--- Begin Dataset ---
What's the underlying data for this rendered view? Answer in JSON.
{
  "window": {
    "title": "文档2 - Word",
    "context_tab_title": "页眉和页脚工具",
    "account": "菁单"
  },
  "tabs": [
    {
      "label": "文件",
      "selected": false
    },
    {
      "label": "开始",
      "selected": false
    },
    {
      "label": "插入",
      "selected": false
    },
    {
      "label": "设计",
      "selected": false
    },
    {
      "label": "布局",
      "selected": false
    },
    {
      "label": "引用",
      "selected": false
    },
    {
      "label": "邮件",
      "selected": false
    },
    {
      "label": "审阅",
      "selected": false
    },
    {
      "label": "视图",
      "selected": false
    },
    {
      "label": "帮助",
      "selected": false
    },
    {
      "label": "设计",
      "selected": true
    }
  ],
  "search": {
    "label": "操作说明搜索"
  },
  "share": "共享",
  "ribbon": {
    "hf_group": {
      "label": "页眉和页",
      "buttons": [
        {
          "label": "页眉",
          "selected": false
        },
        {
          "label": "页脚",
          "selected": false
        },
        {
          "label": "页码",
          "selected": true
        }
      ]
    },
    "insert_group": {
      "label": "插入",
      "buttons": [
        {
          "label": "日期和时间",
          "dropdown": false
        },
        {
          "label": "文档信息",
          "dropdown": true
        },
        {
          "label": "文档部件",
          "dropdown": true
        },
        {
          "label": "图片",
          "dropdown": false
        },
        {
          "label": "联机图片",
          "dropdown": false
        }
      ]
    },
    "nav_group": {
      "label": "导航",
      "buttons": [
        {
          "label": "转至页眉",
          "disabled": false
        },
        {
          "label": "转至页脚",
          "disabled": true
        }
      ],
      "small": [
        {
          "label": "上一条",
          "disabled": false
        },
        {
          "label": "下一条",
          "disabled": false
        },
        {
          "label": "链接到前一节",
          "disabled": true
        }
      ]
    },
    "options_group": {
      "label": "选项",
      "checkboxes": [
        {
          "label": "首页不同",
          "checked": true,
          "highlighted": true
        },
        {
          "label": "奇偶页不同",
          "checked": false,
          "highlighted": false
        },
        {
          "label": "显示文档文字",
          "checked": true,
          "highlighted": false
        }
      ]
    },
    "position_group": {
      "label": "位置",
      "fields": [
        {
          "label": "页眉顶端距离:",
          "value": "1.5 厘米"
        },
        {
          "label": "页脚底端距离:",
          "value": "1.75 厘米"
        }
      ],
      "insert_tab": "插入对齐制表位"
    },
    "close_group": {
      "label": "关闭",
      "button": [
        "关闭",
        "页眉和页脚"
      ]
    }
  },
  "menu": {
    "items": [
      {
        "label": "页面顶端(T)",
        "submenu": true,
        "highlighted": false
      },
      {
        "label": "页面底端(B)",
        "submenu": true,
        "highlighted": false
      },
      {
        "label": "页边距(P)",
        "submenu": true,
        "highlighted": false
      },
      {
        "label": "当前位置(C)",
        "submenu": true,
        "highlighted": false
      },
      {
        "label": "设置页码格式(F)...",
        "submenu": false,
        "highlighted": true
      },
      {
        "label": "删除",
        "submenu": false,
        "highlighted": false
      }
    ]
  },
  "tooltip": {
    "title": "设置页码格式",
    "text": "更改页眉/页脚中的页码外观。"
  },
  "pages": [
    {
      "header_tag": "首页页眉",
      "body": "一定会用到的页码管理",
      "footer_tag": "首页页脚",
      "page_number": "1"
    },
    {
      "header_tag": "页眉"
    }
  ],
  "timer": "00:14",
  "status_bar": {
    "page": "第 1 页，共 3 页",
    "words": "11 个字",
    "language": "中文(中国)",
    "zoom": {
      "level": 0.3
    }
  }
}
--- End Dataset ---
◆ Stated problem: Reproduce all of the material above word for word.

◆ Solution to the problem:
What's the underlying data for this rendered view? Answer in JSON.
{
  "window": {
    "title": "文档2 - Word",
    "context_tab_title": "页眉和页脚工具",
    "account": "菁单"
  },
  "tabs": [
    {
      "label": "文件",
      "selected": false
    },
    {
      "label": "开始",
      "selected": false
    },
    {
      "label": "插入",
      "selected": false
    },
    {
      "label": "设计",
      "selected": false
    },
    {
      "label": "布局",
      "selected": false
    },
    {
      "label": "引用",
      "selected": false
    },
    {
      "label": "邮件",
      "selected": false
    },
    {
      "label": "审阅",
      "selected": false
    },
    {
      "label": "视图",
      "selected": false
    },
    {
      "label": "帮助",
      "selected": false
    },
    {
      "label": "设计",
      "selected": true
    }
  ],
  "search": {
    "label": "操作说明搜索"
  },
  "share": "共享",
  "ribbon": {
    "hf_group": {
      "label": "页眉和页",
      "buttons": [
        {
          "label": "页眉",
          "selected": false
        },
        {
          "label": "页脚",
          "selected": false
        },
        {
          "label": "页码",
          "selected": true
        }
      ]
    },
    "insert_group": {
      "label": "插入",
      "buttons": [
        {
          "label": "日期和时间",
          "dropdown": false
        },
        {
          "label": "文档信息",
          "dropdown": true
        },
        {
          "label": "文档部件",
          "dropdown": true
        },
        {
          "label": "图片",
          "dropdown": false
        },
        {
          "label": "联机图片",
          "dropdown": false
        }
      ]
    },
    "nav_group": {
      "label": "导航",
      "buttons": [
        {
          "label": "转至页眉",
          "disabled": false
        },
        {
          "label": "转至页脚",
          "disabled": true
        }
      ],
      "small": [
        {
          "label": "上一条",
          "disabled": false
        },
        {
          "label": "下一条",
          "disabled": false
        },
        {
          "label": "链接到前一节",
          "disabled": true
        }
      ]
    },
    "options_group": {
      "label": "选项",
      "checkboxes": [
        {
          "label": "首页不同",
          "checked": true,
          "highlighted": true
        },
        {
          "label": "奇偶页不同",
          "checked": false,
          "highlighted": false
        },
        {
          "label": "显示文档文字",
          "checked": true,
          "highlighted": false
        }
      ]
    },
    "position_group": {
      "label": "位置",
      "fields": [
        {
          "label": "页眉顶端距离:",
          "value": "1.5 厘米"
        },
        {
          "label": "页脚底端距离:",
          "value": "1.75 厘米"
        }
      ],
      "insert_tab": "插入对齐制表位"
    },
    "close_group": {
      "label": "关闭",
      "button": [
        "关闭",
        "页眉和页脚"
      ]
    }
  },
  "menu": {
    "items": [
      {
        "label": "页面顶端(T)",
        "submenu": true,
        "highlighted": false
      },
      {
        "label": "页面底端(B)",
        "submenu": true,
        "highlighted": false
      },
      {
        "label": "页边距(P)",
        "submenu": true,
        "highlighted": false
      },
      {
        "label": "当前位置(C)",
        "submenu": true,
        "highlighted": false
      },
      {
        "label": "设置页码格式(F)...",
        "submenu": false,
        "highlighted": true
      },
      {
        "label": "删除",
        "submenu": false,
        "highlighted": false
      }
    ]
  },
  "tooltip": {
    "title": "设置页码格式",
    "text": "更改页眉/页脚中的页码外观。"
  },
  "pages": [
    {
      "header_tag": "首页页眉",
      "body": "一定会用到的页码管理",
      "footer_tag": "首页页脚",
      "page_number": "1"
    },
    {
      "header_tag": "页眉"
    }
  ],
  "timer": "00:14",
  "status_bar": {
    "page": "第 1 页，共 3 页",
    "words": "11 个字",
    "language": "中文(中国)",
    "zoom": {
      "level": 0.3
    }
  }
}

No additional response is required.